### The task:
Pull out each line of the records holding the string "name".

### Provided material:
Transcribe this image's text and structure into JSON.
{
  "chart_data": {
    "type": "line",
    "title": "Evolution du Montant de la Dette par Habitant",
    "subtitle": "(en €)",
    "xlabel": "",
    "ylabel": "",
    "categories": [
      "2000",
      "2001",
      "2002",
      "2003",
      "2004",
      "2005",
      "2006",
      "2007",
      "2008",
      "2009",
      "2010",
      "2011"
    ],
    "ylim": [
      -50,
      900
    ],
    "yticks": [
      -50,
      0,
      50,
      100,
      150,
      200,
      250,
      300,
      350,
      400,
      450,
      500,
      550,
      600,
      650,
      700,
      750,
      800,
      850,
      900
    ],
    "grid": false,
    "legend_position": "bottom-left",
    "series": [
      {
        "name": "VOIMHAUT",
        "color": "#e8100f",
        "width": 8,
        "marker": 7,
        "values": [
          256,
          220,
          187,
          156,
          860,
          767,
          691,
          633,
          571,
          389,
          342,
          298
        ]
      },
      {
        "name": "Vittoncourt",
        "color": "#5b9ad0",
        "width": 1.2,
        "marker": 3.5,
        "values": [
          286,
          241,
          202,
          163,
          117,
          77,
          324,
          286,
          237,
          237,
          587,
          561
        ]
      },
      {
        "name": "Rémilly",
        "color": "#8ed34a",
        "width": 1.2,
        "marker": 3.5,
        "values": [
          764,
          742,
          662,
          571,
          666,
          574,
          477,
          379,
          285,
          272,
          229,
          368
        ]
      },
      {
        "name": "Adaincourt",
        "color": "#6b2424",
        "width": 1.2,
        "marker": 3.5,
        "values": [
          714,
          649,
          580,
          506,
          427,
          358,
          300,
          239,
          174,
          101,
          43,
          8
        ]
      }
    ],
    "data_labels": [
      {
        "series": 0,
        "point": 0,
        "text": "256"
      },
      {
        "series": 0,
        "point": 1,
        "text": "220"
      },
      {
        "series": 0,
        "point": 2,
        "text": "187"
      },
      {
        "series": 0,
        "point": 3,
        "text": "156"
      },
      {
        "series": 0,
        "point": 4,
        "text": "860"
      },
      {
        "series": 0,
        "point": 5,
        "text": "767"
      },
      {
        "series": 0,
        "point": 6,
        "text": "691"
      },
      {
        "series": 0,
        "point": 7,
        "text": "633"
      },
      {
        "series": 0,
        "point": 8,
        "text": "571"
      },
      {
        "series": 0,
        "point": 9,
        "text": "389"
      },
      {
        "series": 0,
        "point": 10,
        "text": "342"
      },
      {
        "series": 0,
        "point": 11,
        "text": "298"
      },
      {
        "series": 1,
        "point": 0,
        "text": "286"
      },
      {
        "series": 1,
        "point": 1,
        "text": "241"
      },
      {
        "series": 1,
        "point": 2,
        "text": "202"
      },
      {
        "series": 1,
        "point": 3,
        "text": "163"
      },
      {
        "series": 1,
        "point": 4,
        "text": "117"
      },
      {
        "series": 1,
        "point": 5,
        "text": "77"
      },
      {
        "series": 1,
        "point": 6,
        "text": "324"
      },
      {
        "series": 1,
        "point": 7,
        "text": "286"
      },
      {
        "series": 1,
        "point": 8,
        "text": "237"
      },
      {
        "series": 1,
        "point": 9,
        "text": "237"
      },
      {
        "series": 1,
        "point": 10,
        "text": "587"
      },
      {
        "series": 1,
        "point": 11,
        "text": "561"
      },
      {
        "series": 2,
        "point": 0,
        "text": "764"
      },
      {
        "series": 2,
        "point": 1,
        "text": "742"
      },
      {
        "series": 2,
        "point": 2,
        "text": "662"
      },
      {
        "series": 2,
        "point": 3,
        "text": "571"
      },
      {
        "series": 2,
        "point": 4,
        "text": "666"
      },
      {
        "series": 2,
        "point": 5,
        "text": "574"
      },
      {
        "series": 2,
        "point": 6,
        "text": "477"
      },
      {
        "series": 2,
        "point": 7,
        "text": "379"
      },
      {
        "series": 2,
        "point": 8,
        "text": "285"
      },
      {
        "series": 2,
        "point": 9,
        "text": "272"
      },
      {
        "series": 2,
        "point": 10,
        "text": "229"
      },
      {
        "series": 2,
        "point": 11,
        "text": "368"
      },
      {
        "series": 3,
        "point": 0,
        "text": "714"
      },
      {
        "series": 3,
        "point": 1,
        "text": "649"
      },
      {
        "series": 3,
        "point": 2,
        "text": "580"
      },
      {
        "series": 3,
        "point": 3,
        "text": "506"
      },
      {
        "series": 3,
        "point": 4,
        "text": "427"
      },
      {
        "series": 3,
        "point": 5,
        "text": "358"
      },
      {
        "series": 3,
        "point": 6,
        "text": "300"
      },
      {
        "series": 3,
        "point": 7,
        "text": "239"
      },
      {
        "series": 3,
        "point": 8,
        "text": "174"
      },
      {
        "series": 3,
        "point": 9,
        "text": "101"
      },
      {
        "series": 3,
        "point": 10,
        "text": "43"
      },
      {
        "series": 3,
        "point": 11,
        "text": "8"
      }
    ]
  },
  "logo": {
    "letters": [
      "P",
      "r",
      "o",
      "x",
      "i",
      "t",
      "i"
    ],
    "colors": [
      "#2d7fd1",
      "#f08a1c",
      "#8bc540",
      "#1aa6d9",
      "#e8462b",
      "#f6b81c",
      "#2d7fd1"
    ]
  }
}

### Written solution:
        "name": "VOIMHAUT",
        "name": "Vittoncourt",
        "name": "Rémilly",
        "name": "Adaincourt",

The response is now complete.